» Given request:
Using the data below, copy every line that contains the word "name".

» Data:
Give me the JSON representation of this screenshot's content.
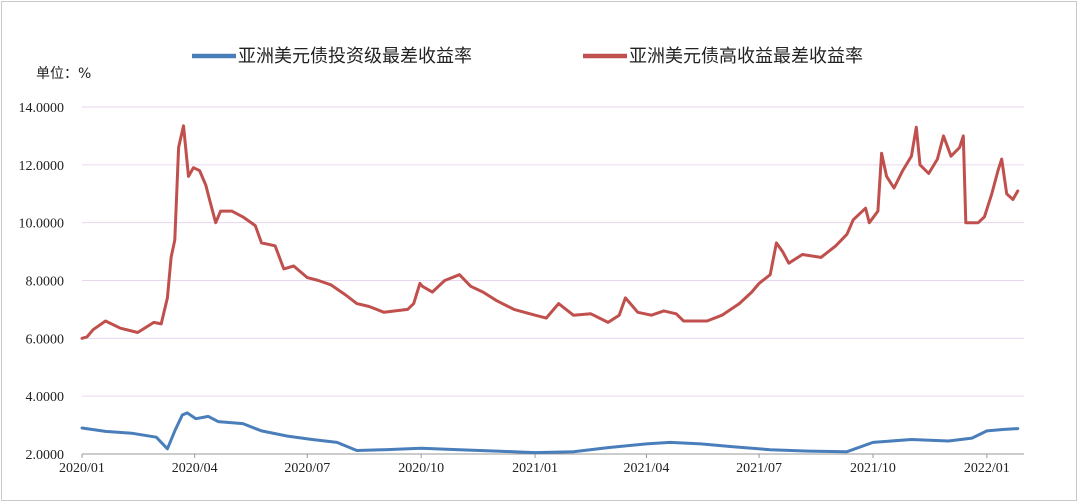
{
  "chart_data": {
    "type": "line",
    "unit_label": "单位：%",
    "legend_position": "top",
    "grid": "horizontal",
    "ylim": [
      2,
      14
    ],
    "y_ticks": [
      "2.0000",
      "4.0000",
      "6.0000",
      "8.0000",
      "10.0000",
      "12.0000",
      "14.0000"
    ],
    "x_ticks": [
      "2020/01",
      "2020/04",
      "2020/07",
      "2020/10",
      "2021/01",
      "2021/04",
      "2021/07",
      "2021/10",
      "2022/01"
    ],
    "xlim": [
      "2020-01-01",
      "2022-01-31"
    ],
    "series": [
      {
        "name": "亚洲美元债投资级最差收益率",
        "color": "#4a7ebb",
        "points": [
          [
            "2020-01-01",
            2.9
          ],
          [
            "2020-01-20",
            2.78
          ],
          [
            "2020-02-10",
            2.72
          ],
          [
            "2020-03-01",
            2.58
          ],
          [
            "2020-03-10",
            2.18
          ],
          [
            "2020-03-16",
            2.8
          ],
          [
            "2020-03-22",
            3.35
          ],
          [
            "2020-03-26",
            3.42
          ],
          [
            "2020-04-02",
            3.22
          ],
          [
            "2020-04-12",
            3.3
          ],
          [
            "2020-04-20",
            3.12
          ],
          [
            "2020-05-10",
            3.05
          ],
          [
            "2020-05-25",
            2.8
          ],
          [
            "2020-06-15",
            2.62
          ],
          [
            "2020-07-05",
            2.5
          ],
          [
            "2020-07-25",
            2.4
          ],
          [
            "2020-08-10",
            2.12
          ],
          [
            "2020-09-01",
            2.15
          ],
          [
            "2020-10-01",
            2.2
          ],
          [
            "2020-11-01",
            2.15
          ],
          [
            "2020-12-01",
            2.1
          ],
          [
            "2021-01-01",
            2.05
          ],
          [
            "2021-02-01",
            2.08
          ],
          [
            "2021-03-01",
            2.22
          ],
          [
            "2021-04-01",
            2.35
          ],
          [
            "2021-04-20",
            2.4
          ],
          [
            "2021-05-15",
            2.35
          ],
          [
            "2021-06-10",
            2.25
          ],
          [
            "2021-07-10",
            2.15
          ],
          [
            "2021-08-10",
            2.1
          ],
          [
            "2021-09-10",
            2.08
          ],
          [
            "2021-10-01",
            2.4
          ],
          [
            "2021-11-01",
            2.5
          ],
          [
            "2021-12-01",
            2.45
          ],
          [
            "2021-12-20",
            2.55
          ],
          [
            "2022-01-01",
            2.8
          ],
          [
            "2022-01-15",
            2.85
          ],
          [
            "2022-01-26",
            2.88
          ]
        ]
      },
      {
        "name": "亚洲美元债高收益最差收益率",
        "color": "#c0504d",
        "points": [
          [
            "2020-01-01",
            6.0
          ],
          [
            "2020-01-05",
            6.05
          ],
          [
            "2020-01-10",
            6.3
          ],
          [
            "2020-01-20",
            6.6
          ],
          [
            "2020-02-01",
            6.35
          ],
          [
            "2020-02-15",
            6.2
          ],
          [
            "2020-02-28",
            6.55
          ],
          [
            "2020-03-05",
            6.5
          ],
          [
            "2020-03-10",
            7.4
          ],
          [
            "2020-03-13",
            8.8
          ],
          [
            "2020-03-16",
            9.4
          ],
          [
            "2020-03-19",
            12.6
          ],
          [
            "2020-03-23",
            13.35
          ],
          [
            "2020-03-27",
            11.6
          ],
          [
            "2020-03-31",
            11.9
          ],
          [
            "2020-04-05",
            11.8
          ],
          [
            "2020-04-10",
            11.3
          ],
          [
            "2020-04-13",
            10.8
          ],
          [
            "2020-04-18",
            10.0
          ],
          [
            "2020-04-22",
            10.4
          ],
          [
            "2020-05-01",
            10.4
          ],
          [
            "2020-05-10",
            10.2
          ],
          [
            "2020-05-20",
            9.9
          ],
          [
            "2020-05-25",
            9.3
          ],
          [
            "2020-06-05",
            9.2
          ],
          [
            "2020-06-12",
            8.4
          ],
          [
            "2020-06-20",
            8.5
          ],
          [
            "2020-07-01",
            8.1
          ],
          [
            "2020-07-10",
            8.0
          ],
          [
            "2020-07-20",
            7.85
          ],
          [
            "2020-08-01",
            7.5
          ],
          [
            "2020-08-10",
            7.2
          ],
          [
            "2020-08-20",
            7.1
          ],
          [
            "2020-09-01",
            6.9
          ],
          [
            "2020-09-20",
            7.0
          ],
          [
            "2020-09-25",
            7.2
          ],
          [
            "2020-09-30",
            7.9
          ],
          [
            "2020-10-02",
            7.8
          ],
          [
            "2020-10-10",
            7.6
          ],
          [
            "2020-10-20",
            8.0
          ],
          [
            "2020-11-01",
            8.2
          ],
          [
            "2020-11-10",
            7.8
          ],
          [
            "2020-11-20",
            7.6
          ],
          [
            "2020-12-01",
            7.3
          ],
          [
            "2020-12-15",
            7.0
          ],
          [
            "2021-01-01",
            6.8
          ],
          [
            "2021-01-10",
            6.7
          ],
          [
            "2021-01-20",
            7.2
          ],
          [
            "2021-02-01",
            6.8
          ],
          [
            "2021-02-15",
            6.85
          ],
          [
            "2021-03-01",
            6.55
          ],
          [
            "2021-03-10",
            6.8
          ],
          [
            "2021-03-15",
            7.4
          ],
          [
            "2021-03-25",
            6.9
          ],
          [
            "2021-04-05",
            6.8
          ],
          [
            "2021-04-15",
            6.95
          ],
          [
            "2021-04-25",
            6.85
          ],
          [
            "2021-05-01",
            6.6
          ],
          [
            "2021-05-20",
            6.6
          ],
          [
            "2021-06-01",
            6.8
          ],
          [
            "2021-06-15",
            7.2
          ],
          [
            "2021-06-25",
            7.6
          ],
          [
            "2021-07-01",
            7.9
          ],
          [
            "2021-07-10",
            8.2
          ],
          [
            "2021-07-15",
            9.3
          ],
          [
            "2021-07-20",
            9.0
          ],
          [
            "2021-07-25",
            8.6
          ],
          [
            "2021-08-05",
            8.9
          ],
          [
            "2021-08-20",
            8.8
          ],
          [
            "2021-09-01",
            9.2
          ],
          [
            "2021-09-10",
            9.6
          ],
          [
            "2021-09-15",
            10.1
          ],
          [
            "2021-09-25",
            10.5
          ],
          [
            "2021-09-28",
            10.0
          ],
          [
            "2021-10-05",
            10.4
          ],
          [
            "2021-10-08",
            12.4
          ],
          [
            "2021-10-12",
            11.6
          ],
          [
            "2021-10-18",
            11.2
          ],
          [
            "2021-10-25",
            11.8
          ],
          [
            "2021-11-01",
            12.3
          ],
          [
            "2021-11-05",
            13.3
          ],
          [
            "2021-11-08",
            12.0
          ],
          [
            "2021-11-15",
            11.7
          ],
          [
            "2021-11-22",
            12.2
          ],
          [
            "2021-11-27",
            13.0
          ],
          [
            "2021-12-03",
            12.3
          ],
          [
            "2021-12-10",
            12.6
          ],
          [
            "2021-12-13",
            13.0
          ],
          [
            "2021-12-15",
            10.0
          ],
          [
            "2021-12-25",
            10.0
          ],
          [
            "2021-12-30",
            10.2
          ],
          [
            "2022-01-05",
            11.0
          ],
          [
            "2022-01-10",
            11.8
          ],
          [
            "2022-01-13",
            12.2
          ],
          [
            "2022-01-17",
            11.0
          ],
          [
            "2022-01-22",
            10.8
          ],
          [
            "2022-01-26",
            11.1
          ]
        ]
      }
    ]
  }
}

» Solution to this exercise:
        "name": "亚洲美元债投资级最差收益率",
        "name": "亚洲美元债高收益最差收益率",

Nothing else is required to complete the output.